* start *
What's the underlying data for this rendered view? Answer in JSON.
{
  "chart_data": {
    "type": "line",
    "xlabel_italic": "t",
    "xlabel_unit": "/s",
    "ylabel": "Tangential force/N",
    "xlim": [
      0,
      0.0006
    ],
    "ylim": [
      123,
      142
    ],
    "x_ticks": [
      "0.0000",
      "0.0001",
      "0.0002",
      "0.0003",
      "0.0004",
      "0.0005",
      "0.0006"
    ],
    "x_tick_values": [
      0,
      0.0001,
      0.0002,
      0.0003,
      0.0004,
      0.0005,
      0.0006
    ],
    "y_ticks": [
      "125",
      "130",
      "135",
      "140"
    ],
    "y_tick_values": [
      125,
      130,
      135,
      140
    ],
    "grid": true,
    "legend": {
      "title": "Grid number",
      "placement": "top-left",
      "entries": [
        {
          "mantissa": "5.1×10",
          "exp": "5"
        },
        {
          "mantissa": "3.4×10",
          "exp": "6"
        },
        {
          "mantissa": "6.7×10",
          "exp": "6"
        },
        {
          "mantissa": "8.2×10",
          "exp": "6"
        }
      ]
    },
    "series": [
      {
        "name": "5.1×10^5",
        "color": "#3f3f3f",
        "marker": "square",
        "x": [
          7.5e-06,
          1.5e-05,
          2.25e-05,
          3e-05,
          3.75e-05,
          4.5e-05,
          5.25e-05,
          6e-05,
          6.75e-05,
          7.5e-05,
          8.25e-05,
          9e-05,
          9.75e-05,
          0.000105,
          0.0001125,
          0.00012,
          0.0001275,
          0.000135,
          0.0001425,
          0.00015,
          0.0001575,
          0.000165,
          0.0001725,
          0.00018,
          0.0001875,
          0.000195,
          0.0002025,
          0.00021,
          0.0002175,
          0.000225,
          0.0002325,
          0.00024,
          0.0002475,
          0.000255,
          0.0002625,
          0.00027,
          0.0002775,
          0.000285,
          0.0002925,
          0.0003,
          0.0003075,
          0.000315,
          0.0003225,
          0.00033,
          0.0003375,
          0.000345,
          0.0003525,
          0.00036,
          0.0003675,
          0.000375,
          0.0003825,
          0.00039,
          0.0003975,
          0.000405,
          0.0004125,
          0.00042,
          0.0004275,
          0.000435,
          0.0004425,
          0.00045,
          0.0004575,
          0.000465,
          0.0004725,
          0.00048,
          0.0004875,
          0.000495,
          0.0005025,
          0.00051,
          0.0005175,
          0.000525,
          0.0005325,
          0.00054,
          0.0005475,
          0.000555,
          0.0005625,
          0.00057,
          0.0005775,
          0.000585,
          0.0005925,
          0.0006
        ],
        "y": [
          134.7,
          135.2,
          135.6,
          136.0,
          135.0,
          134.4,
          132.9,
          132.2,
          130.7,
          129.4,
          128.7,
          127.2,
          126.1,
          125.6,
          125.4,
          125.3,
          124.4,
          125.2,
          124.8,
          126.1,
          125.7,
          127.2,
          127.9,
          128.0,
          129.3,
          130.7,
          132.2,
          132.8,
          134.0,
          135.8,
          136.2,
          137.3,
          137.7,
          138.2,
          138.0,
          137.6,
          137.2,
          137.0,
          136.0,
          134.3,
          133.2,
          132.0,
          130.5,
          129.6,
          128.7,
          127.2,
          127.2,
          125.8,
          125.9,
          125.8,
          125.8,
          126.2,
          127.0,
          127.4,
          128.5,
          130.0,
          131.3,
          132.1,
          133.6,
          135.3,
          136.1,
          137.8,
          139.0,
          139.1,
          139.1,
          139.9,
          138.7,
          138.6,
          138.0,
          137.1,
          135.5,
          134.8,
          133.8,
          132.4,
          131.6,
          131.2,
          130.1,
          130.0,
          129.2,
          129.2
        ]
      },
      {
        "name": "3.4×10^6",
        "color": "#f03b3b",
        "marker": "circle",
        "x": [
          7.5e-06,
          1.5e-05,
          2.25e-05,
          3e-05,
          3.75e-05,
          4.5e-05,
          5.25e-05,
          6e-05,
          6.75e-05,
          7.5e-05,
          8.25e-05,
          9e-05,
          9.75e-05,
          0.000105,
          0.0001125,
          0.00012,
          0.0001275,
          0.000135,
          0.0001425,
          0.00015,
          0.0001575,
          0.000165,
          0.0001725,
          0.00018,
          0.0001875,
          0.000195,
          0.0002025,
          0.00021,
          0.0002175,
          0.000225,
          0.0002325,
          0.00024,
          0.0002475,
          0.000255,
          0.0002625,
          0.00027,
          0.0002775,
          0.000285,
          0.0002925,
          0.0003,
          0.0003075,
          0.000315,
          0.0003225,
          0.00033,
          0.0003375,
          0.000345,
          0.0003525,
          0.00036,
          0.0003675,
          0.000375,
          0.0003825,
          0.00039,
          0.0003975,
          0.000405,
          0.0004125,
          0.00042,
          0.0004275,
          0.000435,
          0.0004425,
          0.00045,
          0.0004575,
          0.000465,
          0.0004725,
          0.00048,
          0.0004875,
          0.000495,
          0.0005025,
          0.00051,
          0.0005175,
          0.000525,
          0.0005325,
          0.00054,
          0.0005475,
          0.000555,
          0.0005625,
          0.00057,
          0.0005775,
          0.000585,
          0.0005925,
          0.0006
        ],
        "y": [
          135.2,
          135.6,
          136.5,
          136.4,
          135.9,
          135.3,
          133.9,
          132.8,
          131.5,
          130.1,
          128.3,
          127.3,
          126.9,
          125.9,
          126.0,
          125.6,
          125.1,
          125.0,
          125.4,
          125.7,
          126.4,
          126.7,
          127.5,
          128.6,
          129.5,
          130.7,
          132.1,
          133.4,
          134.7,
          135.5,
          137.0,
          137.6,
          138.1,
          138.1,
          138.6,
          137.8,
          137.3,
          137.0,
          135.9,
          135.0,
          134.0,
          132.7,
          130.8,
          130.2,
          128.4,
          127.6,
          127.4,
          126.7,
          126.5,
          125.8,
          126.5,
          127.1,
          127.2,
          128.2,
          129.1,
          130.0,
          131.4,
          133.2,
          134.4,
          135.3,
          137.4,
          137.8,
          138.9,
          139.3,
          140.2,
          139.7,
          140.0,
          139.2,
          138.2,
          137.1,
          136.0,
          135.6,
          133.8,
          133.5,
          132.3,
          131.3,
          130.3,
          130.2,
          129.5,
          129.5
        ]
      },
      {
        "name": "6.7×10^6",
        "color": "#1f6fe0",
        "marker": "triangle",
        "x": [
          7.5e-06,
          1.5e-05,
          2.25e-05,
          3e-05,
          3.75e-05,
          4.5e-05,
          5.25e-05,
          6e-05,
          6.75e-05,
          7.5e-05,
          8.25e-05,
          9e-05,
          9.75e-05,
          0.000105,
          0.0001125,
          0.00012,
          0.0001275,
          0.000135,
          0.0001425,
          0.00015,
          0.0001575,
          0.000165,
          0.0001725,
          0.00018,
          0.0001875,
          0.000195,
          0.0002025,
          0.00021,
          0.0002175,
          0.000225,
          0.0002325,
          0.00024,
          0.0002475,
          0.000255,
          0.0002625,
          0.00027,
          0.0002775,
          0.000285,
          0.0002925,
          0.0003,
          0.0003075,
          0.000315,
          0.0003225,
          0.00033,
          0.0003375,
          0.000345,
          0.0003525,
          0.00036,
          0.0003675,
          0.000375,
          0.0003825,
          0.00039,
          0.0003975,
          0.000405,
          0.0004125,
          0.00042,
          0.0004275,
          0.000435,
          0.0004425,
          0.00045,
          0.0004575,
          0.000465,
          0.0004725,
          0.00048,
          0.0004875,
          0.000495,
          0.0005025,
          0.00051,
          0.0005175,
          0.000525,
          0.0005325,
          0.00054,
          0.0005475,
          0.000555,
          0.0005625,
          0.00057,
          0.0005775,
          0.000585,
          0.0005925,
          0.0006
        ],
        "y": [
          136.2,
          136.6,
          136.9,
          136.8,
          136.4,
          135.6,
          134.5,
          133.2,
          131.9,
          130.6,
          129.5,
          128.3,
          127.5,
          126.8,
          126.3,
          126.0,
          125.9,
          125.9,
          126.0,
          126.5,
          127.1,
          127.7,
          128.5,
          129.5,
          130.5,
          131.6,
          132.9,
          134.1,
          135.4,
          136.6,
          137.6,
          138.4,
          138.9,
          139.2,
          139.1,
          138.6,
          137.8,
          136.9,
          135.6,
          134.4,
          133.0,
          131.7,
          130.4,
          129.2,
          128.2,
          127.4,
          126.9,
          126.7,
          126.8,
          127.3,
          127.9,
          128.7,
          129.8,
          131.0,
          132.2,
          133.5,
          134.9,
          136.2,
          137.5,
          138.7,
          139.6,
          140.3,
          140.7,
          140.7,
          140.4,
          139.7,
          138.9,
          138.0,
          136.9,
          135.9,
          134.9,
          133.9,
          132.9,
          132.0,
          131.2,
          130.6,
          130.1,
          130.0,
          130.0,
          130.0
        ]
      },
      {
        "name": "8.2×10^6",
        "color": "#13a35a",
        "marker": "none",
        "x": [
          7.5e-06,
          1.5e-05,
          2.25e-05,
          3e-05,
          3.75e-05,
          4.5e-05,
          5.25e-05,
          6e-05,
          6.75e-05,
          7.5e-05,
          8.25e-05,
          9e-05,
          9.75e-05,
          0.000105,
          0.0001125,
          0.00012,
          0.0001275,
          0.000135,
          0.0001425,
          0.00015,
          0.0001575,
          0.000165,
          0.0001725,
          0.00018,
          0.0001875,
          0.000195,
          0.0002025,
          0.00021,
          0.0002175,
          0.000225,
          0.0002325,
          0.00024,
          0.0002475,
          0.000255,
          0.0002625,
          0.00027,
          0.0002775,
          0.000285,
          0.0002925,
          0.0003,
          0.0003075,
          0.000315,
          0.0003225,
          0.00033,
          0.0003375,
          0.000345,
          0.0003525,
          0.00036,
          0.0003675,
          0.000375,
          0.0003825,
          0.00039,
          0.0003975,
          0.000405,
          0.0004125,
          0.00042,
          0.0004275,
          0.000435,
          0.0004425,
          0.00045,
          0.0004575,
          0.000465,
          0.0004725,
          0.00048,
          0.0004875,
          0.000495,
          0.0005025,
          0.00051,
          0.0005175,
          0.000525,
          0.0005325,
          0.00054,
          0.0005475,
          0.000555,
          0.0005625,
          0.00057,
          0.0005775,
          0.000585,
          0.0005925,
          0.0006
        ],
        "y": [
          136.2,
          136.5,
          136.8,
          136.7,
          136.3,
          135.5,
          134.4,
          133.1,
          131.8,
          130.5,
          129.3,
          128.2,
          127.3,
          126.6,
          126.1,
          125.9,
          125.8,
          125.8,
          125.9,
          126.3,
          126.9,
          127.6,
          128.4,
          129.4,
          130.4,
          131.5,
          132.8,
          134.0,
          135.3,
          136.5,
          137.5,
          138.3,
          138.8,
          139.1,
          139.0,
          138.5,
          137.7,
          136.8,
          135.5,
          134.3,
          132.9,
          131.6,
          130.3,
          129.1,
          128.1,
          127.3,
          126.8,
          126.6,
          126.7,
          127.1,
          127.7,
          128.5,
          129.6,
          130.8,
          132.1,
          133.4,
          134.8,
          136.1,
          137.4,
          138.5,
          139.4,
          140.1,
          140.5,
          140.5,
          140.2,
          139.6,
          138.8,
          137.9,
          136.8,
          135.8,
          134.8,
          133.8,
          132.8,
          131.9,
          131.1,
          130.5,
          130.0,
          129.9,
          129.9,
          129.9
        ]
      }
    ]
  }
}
* end *
PROBLEM DESCRIPTION >>
Find the word "marker" in the data and copy out each line where it turns up.

EXPECTED OUTPUT >>
        "marker": "square",
        "marker": "circle",
        "marker": "triangle",
        "marker": "none",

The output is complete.